Exercise requirements:
Write out, word for word, only the lines from the one containing "What does this" through the final line of the data.

The input:
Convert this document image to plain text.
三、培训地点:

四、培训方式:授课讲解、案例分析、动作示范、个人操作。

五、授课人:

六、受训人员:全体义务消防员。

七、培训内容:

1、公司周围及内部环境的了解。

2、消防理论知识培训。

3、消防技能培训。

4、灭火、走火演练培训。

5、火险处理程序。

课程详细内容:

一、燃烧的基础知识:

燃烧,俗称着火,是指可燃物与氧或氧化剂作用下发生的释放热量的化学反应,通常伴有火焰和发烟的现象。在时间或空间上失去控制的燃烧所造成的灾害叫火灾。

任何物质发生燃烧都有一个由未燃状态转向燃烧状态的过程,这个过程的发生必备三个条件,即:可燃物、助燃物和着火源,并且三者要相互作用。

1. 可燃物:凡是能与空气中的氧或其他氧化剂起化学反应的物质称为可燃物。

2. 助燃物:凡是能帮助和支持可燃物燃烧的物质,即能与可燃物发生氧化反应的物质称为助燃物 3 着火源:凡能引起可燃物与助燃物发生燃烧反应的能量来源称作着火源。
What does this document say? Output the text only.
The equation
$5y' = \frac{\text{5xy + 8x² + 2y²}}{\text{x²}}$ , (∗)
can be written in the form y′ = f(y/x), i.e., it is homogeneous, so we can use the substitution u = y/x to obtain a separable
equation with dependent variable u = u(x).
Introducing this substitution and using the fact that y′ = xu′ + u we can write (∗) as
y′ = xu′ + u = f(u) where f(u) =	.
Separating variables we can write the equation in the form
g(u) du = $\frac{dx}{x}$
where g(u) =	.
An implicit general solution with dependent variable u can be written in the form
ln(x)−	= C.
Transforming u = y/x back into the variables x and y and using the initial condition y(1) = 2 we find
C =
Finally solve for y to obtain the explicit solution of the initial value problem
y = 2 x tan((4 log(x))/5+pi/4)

Solution to this problem:
What does this document say? Output the text only.
The equation
$5y' = \frac{\text{5xy + 8x² + 2y²}}{\text{x²}}$ , (∗)
can be written in the form y′ = f(y/x), i.e., it is homogeneous, so we can use the substitution u = y/x to obtain a separable
equation with dependent variable u = u(x).
Introducing this substitution and using the fact that y′ = xu′ + u we can write (∗) as
y′ = xu′ + u = f(u) where f(u) =	.
Separating variables we can write the equation in the form
g(u) du = $\frac{dx}{x}$
where g(u) =	.
An implicit general solution with dependent variable u can be written in the form
ln(x)−	= C.
Transforming u = y/x back into the variables x and y and using the initial condition y(1) = 2 we find
C =
Finally solve for y to obtain the explicit solution of the initial value problem
y = 2 x tan((4 log(x))/5+pi/4)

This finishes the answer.